● WHAT TO WORK ON: Return the full material exactly.

##############################

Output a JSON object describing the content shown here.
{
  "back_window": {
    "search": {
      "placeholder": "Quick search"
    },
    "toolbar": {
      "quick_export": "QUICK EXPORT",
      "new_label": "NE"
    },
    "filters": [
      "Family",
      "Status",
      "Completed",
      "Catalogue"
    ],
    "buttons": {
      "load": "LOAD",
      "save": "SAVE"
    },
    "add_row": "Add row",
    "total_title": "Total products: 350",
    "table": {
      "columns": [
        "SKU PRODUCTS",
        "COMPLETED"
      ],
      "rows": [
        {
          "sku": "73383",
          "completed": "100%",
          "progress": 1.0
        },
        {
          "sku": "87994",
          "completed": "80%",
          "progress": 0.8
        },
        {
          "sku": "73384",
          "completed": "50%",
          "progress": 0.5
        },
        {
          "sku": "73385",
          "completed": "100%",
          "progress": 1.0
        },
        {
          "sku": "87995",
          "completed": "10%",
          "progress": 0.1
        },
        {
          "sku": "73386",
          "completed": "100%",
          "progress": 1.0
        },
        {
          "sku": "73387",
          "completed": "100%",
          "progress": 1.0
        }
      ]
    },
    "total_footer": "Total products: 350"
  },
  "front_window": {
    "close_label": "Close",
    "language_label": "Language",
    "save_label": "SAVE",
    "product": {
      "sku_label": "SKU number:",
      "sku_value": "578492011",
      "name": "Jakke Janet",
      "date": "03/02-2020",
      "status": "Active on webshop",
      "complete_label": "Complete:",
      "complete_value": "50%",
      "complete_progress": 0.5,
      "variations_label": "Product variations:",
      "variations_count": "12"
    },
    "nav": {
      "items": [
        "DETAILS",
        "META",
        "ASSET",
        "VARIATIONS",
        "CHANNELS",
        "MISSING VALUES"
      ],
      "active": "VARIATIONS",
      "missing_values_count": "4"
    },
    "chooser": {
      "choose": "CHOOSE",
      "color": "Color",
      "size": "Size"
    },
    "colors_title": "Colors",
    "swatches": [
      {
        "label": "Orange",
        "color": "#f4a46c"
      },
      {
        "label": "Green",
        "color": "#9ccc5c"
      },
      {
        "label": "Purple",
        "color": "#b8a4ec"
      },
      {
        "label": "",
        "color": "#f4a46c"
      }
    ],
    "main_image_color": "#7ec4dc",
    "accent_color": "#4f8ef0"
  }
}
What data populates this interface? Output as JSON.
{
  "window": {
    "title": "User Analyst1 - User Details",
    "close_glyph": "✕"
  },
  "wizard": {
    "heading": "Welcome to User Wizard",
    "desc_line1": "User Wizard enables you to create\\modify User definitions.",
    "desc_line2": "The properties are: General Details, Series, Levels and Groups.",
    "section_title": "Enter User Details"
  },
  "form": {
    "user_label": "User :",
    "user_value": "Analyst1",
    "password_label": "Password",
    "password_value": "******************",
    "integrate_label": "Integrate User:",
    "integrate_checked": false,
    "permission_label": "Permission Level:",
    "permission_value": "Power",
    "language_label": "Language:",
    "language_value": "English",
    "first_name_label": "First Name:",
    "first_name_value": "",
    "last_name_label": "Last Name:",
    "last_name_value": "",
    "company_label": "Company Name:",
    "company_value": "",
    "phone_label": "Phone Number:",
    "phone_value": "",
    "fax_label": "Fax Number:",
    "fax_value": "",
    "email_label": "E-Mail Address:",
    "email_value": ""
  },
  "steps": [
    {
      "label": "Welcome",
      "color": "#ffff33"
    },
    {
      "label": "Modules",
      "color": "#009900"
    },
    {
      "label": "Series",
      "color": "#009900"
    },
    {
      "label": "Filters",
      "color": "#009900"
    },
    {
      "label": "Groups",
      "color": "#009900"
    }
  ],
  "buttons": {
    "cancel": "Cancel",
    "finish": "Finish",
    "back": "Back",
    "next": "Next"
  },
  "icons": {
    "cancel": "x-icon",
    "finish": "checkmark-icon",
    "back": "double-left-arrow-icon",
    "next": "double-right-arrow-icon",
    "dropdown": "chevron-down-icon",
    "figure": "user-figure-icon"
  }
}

##############################

● CORRECT ANSWER:
Output a JSON object describing the content shown here.
{
  "back_window": {
    "search": {
      "placeholder": "Quick search"
    },
    "toolbar": {
      "quick_export": "QUICK EXPORT",
      "new_label": "NE"
    },
    "filters": [
      "Family",
      "Status",
      "Completed",
      "Catalogue"
    ],
    "buttons": {
      "load": "LOAD",
      "save": "SAVE"
    },
    "add_row": "Add row",
    "total_title": "Total products: 350",
    "table": {
      "columns": [
        "SKU PRODUCTS",
        "COMPLETED"
      ],
      "rows": [
        {
          "sku": "73383",
          "completed": "100%",
          "progress": 1.0
        },
        {
          "sku": "87994",
          "completed": "80%",
          "progress": 0.8
        },
        {
          "sku": "73384",
          "completed": "50%",
          "progress": 0.5
        },
        {
          "sku": "73385",
          "completed": "100%",
          "progress": 1.0
        },
        {
          "sku": "87995",
          "completed": "10%",
          "progress": 0.1
        },
        {
          "sku": "73386",
          "completed": "100%",
          "progress": 1.0
        },
        {
          "sku": "73387",
          "completed": "100%",
          "progress": 1.0
        }
      ]
    },
    "total_footer": "Total products: 350"
  },
  "front_window": {
    "close_label": "Close",
    "language_label": "Language",
    "save_label": "SAVE",
    "product": {
      "sku_label": "SKU number:",
      "sku_value": "578492011",
      "name": "Jakke Janet",
      "date": "03/02-2020",
      "status": "Active on webshop",
      "complete_label": "Complete:",
      "complete_value": "50%",
      "complete_progress": 0.5,
      "variations_label": "Product variations:",
      "variations_count": "12"
    },
    "nav": {
      "items": [
        "DETAILS",
        "META",
        "ASSET",
        "VARIATIONS",
        "CHANNELS",
        "MISSING VALUES"
      ],
      "active": "VARIATIONS",
      "missing_values_count": "4"
    },
    "chooser": {
      "choose": "CHOOSE",
      "color": "Color",
      "size": "Size"
    },
    "colors_title": "Colors",
    "swatches": [
      {
        "label": "Orange",
        "color": "#f4a46c"
      },
      {
        "label": "Green",
        "color": "#9ccc5c"
      },
      {
        "label": "Purple",
        "color": "#b8a4ec"
      },
      {
        "label": "",
        "color": "#f4a46c"
      }
    ],
    "main_image_color": "#7ec4dc",
    "accent_color": "#4f8ef0"
  }
}
What data populates this interface? Output as JSON.
{
  "window": {
    "title": "User Analyst1 - User Details",
    "close_glyph": "✕"
  },
  "wizard": {
    "heading": "Welcome to User Wizard",
    "desc_line1": "User Wizard enables you to create\\modify User definitions.",
    "desc_line2": "The properties are: General Details, Series, Levels and Groups.",
    "section_title": "Enter User Details"
  },
  "form": {
    "user_label": "User :",
    "user_value": "Analyst1",
    "password_label": "Password",
    "password_value": "******************",
    "integrate_label": "Integrate User:",
    "integrate_checked": false,
    "permission_label": "Permission Level:",
    "permission_value": "Power",
    "language_label": "Language:",
    "language_value": "English",
    "first_name_label": "First Name:",
    "first_name_value": "",
    "last_name_label": "Last Name:",
    "last_name_value": "",
    "company_label": "Company Name:",
    "company_value": "",
    "phone_label": "Phone Number:",
    "phone_value": "",
    "fax_label": "Fax Number:",
    "fax_value": "",
    "email_label": "E-Mail Address:",
    "email_value": ""
  },
  "steps": [
    {
      "label": "Welcome",
      "color": "#ffff33"
    },
    {
      "label": "Modules",
      "color": "#009900"
    },
    {
      "label": "Series",
      "color": "#009900"
    },
    {
      "label": "Filters",
      "color": "#009900"
    },
    {
      "label": "Groups",
      "color": "#009900"
    }
  ],
  "buttons": {
    "cancel": "Cancel",
    "finish": "Finish",
    "back": "Back",
    "next": "Next"
  },
  "icons": {
    "cancel": "x-icon",
    "finish": "checkmark-icon",
    "back": "double-left-arrow-icon",
    "next": "double-right-arrow-icon",
    "dropdown": "chevron-down-icon",
    "figure": "user-figure-icon"
  }
}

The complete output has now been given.